— begin Dataset records —

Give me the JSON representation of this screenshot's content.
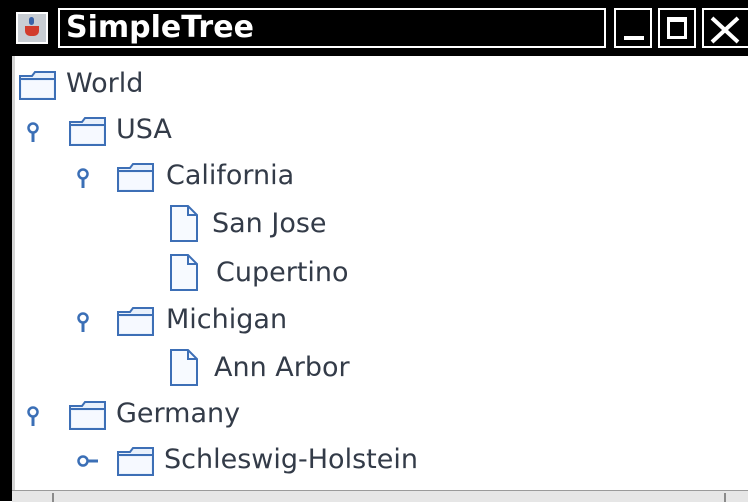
{
  "window": {
    "title": "SimpleTree"
  },
  "tree": {
    "nodes": [
      {
        "label": "World",
        "kind": "folder",
        "depth": 0,
        "handle": "none"
      },
      {
        "label": "USA",
        "kind": "folder",
        "depth": 1,
        "handle": "expanded"
      },
      {
        "label": "California",
        "kind": "folder",
        "depth": 2,
        "handle": "expanded"
      },
      {
        "label": "San Jose",
        "kind": "leaf",
        "depth": 3,
        "handle": "none"
      },
      {
        "label": "Cupertino",
        "kind": "leaf",
        "depth": 3,
        "handle": "none"
      },
      {
        "label": "Michigan",
        "kind": "folder",
        "depth": 2,
        "handle": "expanded"
      },
      {
        "label": "Ann Arbor",
        "kind": "leaf",
        "depth": 3,
        "handle": "none"
      },
      {
        "label": "Germany",
        "kind": "folder",
        "depth": 1,
        "handle": "expanded"
      },
      {
        "label": "Schleswig-Holstein",
        "kind": "folder",
        "depth": 2,
        "handle": "collapsed"
      }
    ]
  },
  "colors": {
    "titlebar": "#000000",
    "text": "#333b48",
    "icon_stroke": "#3b6fb6",
    "icon_fill": "#e8f0fb",
    "handle": "#3b6fb6"
  }
}
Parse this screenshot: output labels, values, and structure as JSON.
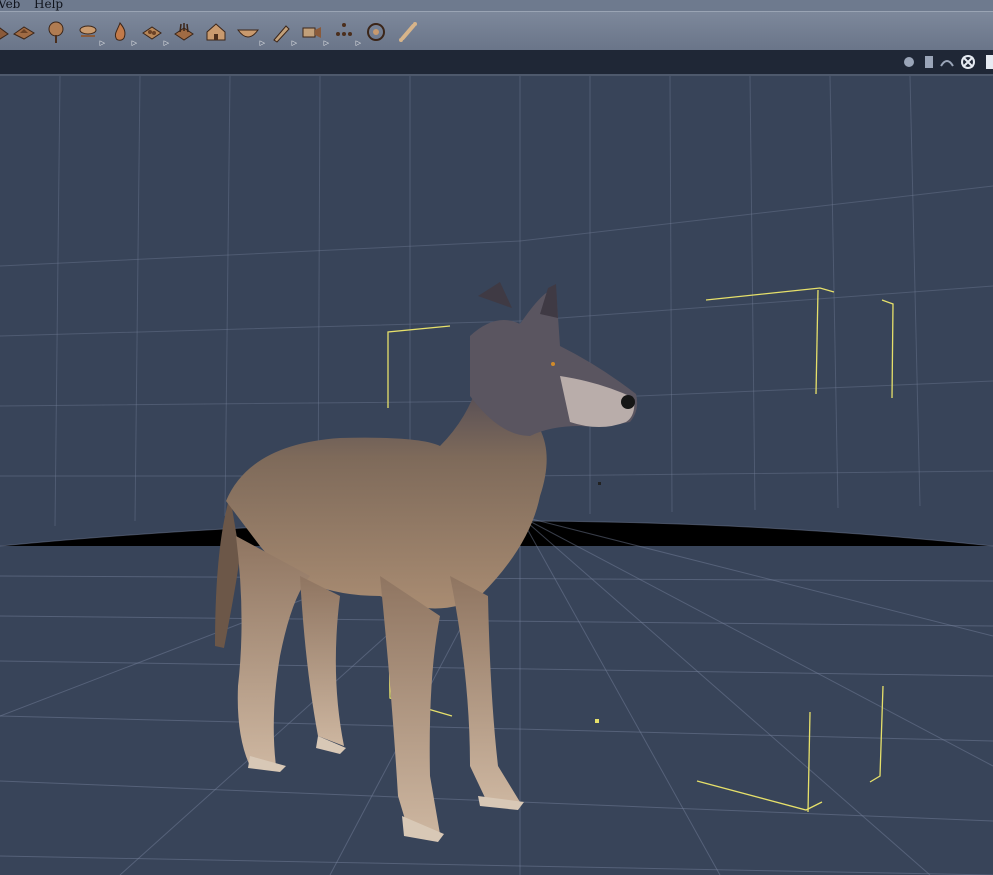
{
  "menu": {
    "items": [
      "Web",
      "Help"
    ],
    "visible_web": "Veb"
  },
  "toolbar": {
    "tools": [
      {
        "name": "lights-icon",
        "has_menu": false
      },
      {
        "name": "terrain-icon",
        "has_menu": false
      },
      {
        "name": "tree-icon",
        "has_menu": false
      },
      {
        "name": "cloud-icon",
        "has_menu": true
      },
      {
        "name": "fire-icon",
        "has_menu": true
      },
      {
        "name": "plant-icon",
        "has_menu": true
      },
      {
        "name": "grass-icon",
        "has_menu": false
      },
      {
        "name": "house-icon",
        "has_menu": false
      },
      {
        "name": "bowl-icon",
        "has_menu": true
      },
      {
        "name": "hair-brush-icon",
        "has_menu": true
      },
      {
        "name": "camera-icon",
        "has_menu": true
      },
      {
        "name": "particles-icon",
        "has_menu": true
      },
      {
        "name": "target-icon",
        "has_menu": false
      },
      {
        "name": "bone-icon",
        "has_menu": false
      }
    ]
  },
  "viewport_controls": [
    {
      "name": "light-view-icon"
    },
    {
      "name": "camera-list-icon"
    },
    {
      "name": "figure-view-icon"
    },
    {
      "name": "render-wheel-icon"
    }
  ],
  "colors": {
    "viewport_bg": "#384459",
    "grid": "#7a86a0",
    "bbox": "#e6e06a",
    "toolbar": "#747f92"
  },
  "scene": {
    "subject": "wolf figure"
  }
}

— end Dataset records —

Restate the records above in full, word for word. Keep pictures out.

Give me the JSON representation of this screenshot's content.
{
  "window": {
    "title": "SimpleTree"
  },
  "tree": {
    "nodes": [
      {
        "label": "World",
        "kind": "folder",
        "depth": 0,
        "handle": "none"
      },
      {
        "label": "USA",
        "kind": "folder",
        "depth": 1,
        "handle": "expanded"
      },
      {
        "label": "California",
        "kind": "folder",
        "depth": 2,
        "handle": "expanded"
      },
      {
        "label": "San Jose",
        "kind": "leaf",
        "depth": 3,
        "handle": "none"
      },
      {
        "label": "Cupertino",
        "kind": "leaf",
        "depth": 3,
        "handle": "none"
      },
      {
        "label": "Michigan",
        "kind": "folder",
        "depth": 2,
        "handle": "expanded"
      },
      {
        "label": "Ann Arbor",
        "kind": "leaf",
        "depth": 3,
        "handle": "none"
      },
      {
        "label": "Germany",
        "kind": "folder",
        "depth": 1,
        "handle": "expanded"
      },
      {
        "label": "Schleswig-Holstein",
        "kind": "folder",
        "depth": 2,
        "handle": "collapsed"
      }
    ]
  },
  "colors": {
    "titlebar": "#000000",
    "text": "#333b48",
    "icon_stroke": "#3b6fb6",
    "icon_fill": "#e8f0fb",
    "handle": "#3b6fb6"
  }
}
Parse this screenshot: output labels, values, and structure as JSON.
{
  "menu": {
    "items": [
      "Web",
      "Help"
    ],
    "visible_web": "Veb"
  },
  "toolbar": {
    "tools": [
      {
        "name": "lights-icon",
        "has_menu": false
      },
      {
        "name": "terrain-icon",
        "has_menu": false
      },
      {
        "name": "tree-icon",
        "has_menu": false
      },
      {
        "name": "cloud-icon",
        "has_menu": true
      },
      {
        "name": "fire-icon",
        "has_menu": true
      },
      {
        "name": "plant-icon",
        "has_menu": true
      },
      {
        "name": "grass-icon",
        "has_menu": false
      },
      {
        "name": "house-icon",
        "has_menu": false
      },
      {
        "name": "bowl-icon",
        "has_menu": true
      },
      {
        "name": "hair-brush-icon",
        "has_menu": true
      },
      {
        "name": "camera-icon",
        "has_menu": true
      },
      {
        "name": "particles-icon",
        "has_menu": true
      },
      {
        "name": "target-icon",
        "has_menu": false
      },
      {
        "name": "bone-icon",
        "has_menu": false
      }
    ]
  },
  "viewport_controls": [
    {
      "name": "light-view-icon"
    },
    {
      "name": "camera-list-icon"
    },
    {
      "name": "figure-view-icon"
    },
    {
      "name": "render-wheel-icon"
    }
  ],
  "colors": {
    "viewport_bg": "#384459",
    "grid": "#7a86a0",
    "bbox": "#e6e06a",
    "toolbar": "#747f92"
  },
  "scene": {
    "subject": "wolf figure"
  }
}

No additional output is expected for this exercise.